=== AIM OF THE EXERCISE ===
Print every entry, word for word, and skip the images.

[Dataset records]
<<<<

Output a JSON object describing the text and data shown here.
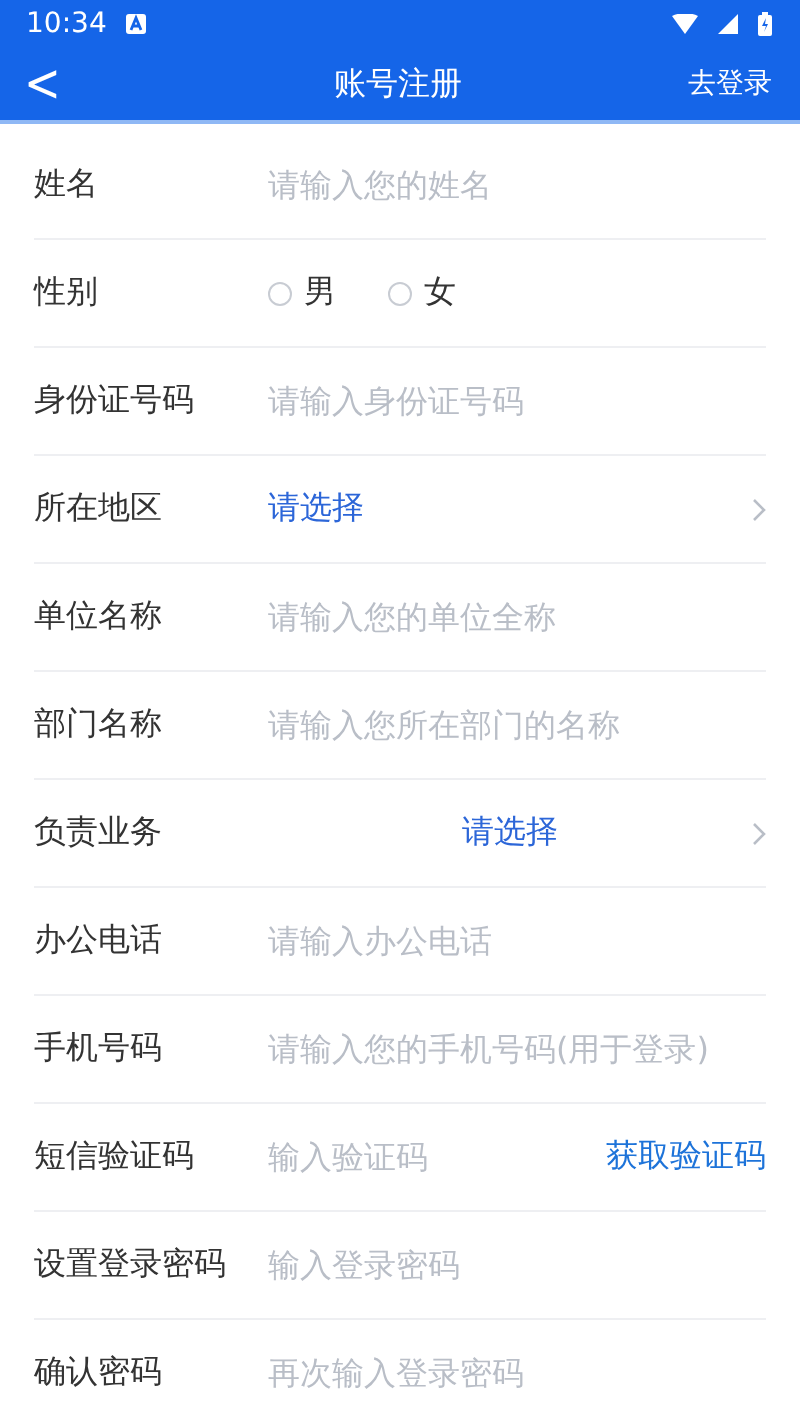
{
  "status_bar": {
    "time": "10:34"
  },
  "header": {
    "back": "<",
    "title": "账号注册",
    "action": "去登录"
  },
  "rows": [
    {
      "kind": "input",
      "label": "姓名",
      "placeholder": "请输入您的姓名"
    },
    {
      "kind": "radio",
      "label": "性别",
      "options": [
        {
          "label": "男",
          "selected": false
        },
        {
          "label": "女",
          "selected": false
        }
      ]
    },
    {
      "kind": "input",
      "label": "身份证号码",
      "placeholder": "请输入身份证号码"
    },
    {
      "kind": "select",
      "label": "所在地区",
      "value": "请选择"
    },
    {
      "kind": "input",
      "label": "单位名称",
      "placeholder": "请输入您的单位全称"
    },
    {
      "kind": "input",
      "label": "部门名称",
      "placeholder": "请输入您所在部门的名称"
    },
    {
      "kind": "centered_select",
      "label": "负责业务",
      "value": "请选择"
    },
    {
      "kind": "input",
      "label": "办公电话",
      "placeholder": "请输入办公电话"
    },
    {
      "kind": "input",
      "label": "手机号码",
      "placeholder": "请输入您的手机号码(用于登录)"
    },
    {
      "kind": "code",
      "label": "短信验证码",
      "placeholder": "输入验证码",
      "button": "获取验证码"
    },
    {
      "kind": "input",
      "label": "设置登录密码",
      "placeholder": "输入登录密码"
    },
    {
      "kind": "input",
      "label": "确认密码",
      "placeholder": "再次输入登录密码"
    }
  ]
}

>>>>

=== COMPLETE OUTPUT ===
Output a JSON object describing the text and data shown here.
{
  "status_bar": {
    "time": "10:34"
  },
  "header": {
    "back": "<",
    "title": "账号注册",
    "action": "去登录"
  },
  "rows": [
    {
      "kind": "input",
      "label": "姓名",
      "placeholder": "请输入您的姓名"
    },
    {
      "kind": "radio",
      "label": "性别",
      "options": [
        {
          "label": "男",
          "selected": false
        },
        {
          "label": "女",
          "selected": false
        }
      ]
    },
    {
      "kind": "input",
      "label": "身份证号码",
      "placeholder": "请输入身份证号码"
    },
    {
      "kind": "select",
      "label": "所在地区",
      "value": "请选择"
    },
    {
      "kind": "input",
      "label": "单位名称",
      "placeholder": "请输入您的单位全称"
    },
    {
      "kind": "input",
      "label": "部门名称",
      "placeholder": "请输入您所在部门的名称"
    },
    {
      "kind": "centered_select",
      "label": "负责业务",
      "value": "请选择"
    },
    {
      "kind": "input",
      "label": "办公电话",
      "placeholder": "请输入办公电话"
    },
    {
      "kind": "input",
      "label": "手机号码",
      "placeholder": "请输入您的手机号码(用于登录)"
    },
    {
      "kind": "code",
      "label": "短信验证码",
      "placeholder": "输入验证码",
      "button": "获取验证码"
    },
    {
      "kind": "input",
      "label": "设置登录密码",
      "placeholder": "输入登录密码"
    },
    {
      "kind": "input",
      "label": "确认密码",
      "placeholder": "再次输入登录密码"
    }
  ]
}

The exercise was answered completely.